[Extracted data entries]
——————
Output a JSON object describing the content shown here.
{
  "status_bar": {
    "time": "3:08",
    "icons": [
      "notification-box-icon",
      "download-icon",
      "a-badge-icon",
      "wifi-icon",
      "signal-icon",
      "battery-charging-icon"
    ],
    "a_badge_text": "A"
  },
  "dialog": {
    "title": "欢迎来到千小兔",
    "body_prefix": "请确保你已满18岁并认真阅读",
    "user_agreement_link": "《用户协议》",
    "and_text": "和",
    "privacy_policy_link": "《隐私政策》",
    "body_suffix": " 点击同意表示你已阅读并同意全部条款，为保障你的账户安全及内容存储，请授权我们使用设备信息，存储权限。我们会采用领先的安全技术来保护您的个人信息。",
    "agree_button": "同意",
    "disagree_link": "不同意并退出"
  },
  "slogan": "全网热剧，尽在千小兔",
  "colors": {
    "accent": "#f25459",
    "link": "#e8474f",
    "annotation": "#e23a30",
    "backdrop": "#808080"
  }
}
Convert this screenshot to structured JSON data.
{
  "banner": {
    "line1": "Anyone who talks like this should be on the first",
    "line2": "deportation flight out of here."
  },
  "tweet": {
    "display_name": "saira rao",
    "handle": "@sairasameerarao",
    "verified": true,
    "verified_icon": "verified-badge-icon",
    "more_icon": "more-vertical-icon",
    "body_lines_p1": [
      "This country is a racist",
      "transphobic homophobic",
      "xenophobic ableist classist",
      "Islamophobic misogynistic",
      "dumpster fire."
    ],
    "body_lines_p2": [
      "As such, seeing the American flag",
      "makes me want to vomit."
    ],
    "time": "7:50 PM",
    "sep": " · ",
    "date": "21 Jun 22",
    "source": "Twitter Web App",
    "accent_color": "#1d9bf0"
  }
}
——————
What needs to be done:
Return all of the data precisely as it appears.

Result of the exercise:
Output a JSON object describing the content shown here.
{
  "status_bar": {
    "time": "3:08",
    "icons": [
      "notification-box-icon",
      "download-icon",
      "a-badge-icon",
      "wifi-icon",
      "signal-icon",
      "battery-charging-icon"
    ],
    "a_badge_text": "A"
  },
  "dialog": {
    "title": "欢迎来到千小兔",
    "body_prefix": "请确保你已满18岁并认真阅读",
    "user_agreement_link": "《用户协议》",
    "and_text": "和",
    "privacy_policy_link": "《隐私政策》",
    "body_suffix": " 点击同意表示你已阅读并同意全部条款，为保障你的账户安全及内容存储，请授权我们使用设备信息，存储权限。我们会采用领先的安全技术来保护您的个人信息。",
    "agree_button": "同意",
    "disagree_link": "不同意并退出"
  },
  "slogan": "全网热剧，尽在千小兔",
  "colors": {
    "accent": "#f25459",
    "link": "#e8474f",
    "annotation": "#e23a30",
    "backdrop": "#808080"
  }
}
Convert this screenshot to structured JSON data.
{
  "banner": {
    "line1": "Anyone who talks like this should be on the first",
    "line2": "deportation flight out of here."
  },
  "tweet": {
    "display_name": "saira rao",
    "handle": "@sairasameerarao",
    "verified": true,
    "verified_icon": "verified-badge-icon",
    "more_icon": "more-vertical-icon",
    "body_lines_p1": [
      "This country is a racist",
      "transphobic homophobic",
      "xenophobic ableist classist",
      "Islamophobic misogynistic",
      "dumpster fire."
    ],
    "body_lines_p2": [
      "As such, seeing the American flag",
      "makes me want to vomit."
    ],
    "time": "7:50 PM",
    "sep": " · ",
    "date": "21 Jun 22",
    "source": "Twitter Web App",
    "accent_color": "#1d9bf0"
  }
}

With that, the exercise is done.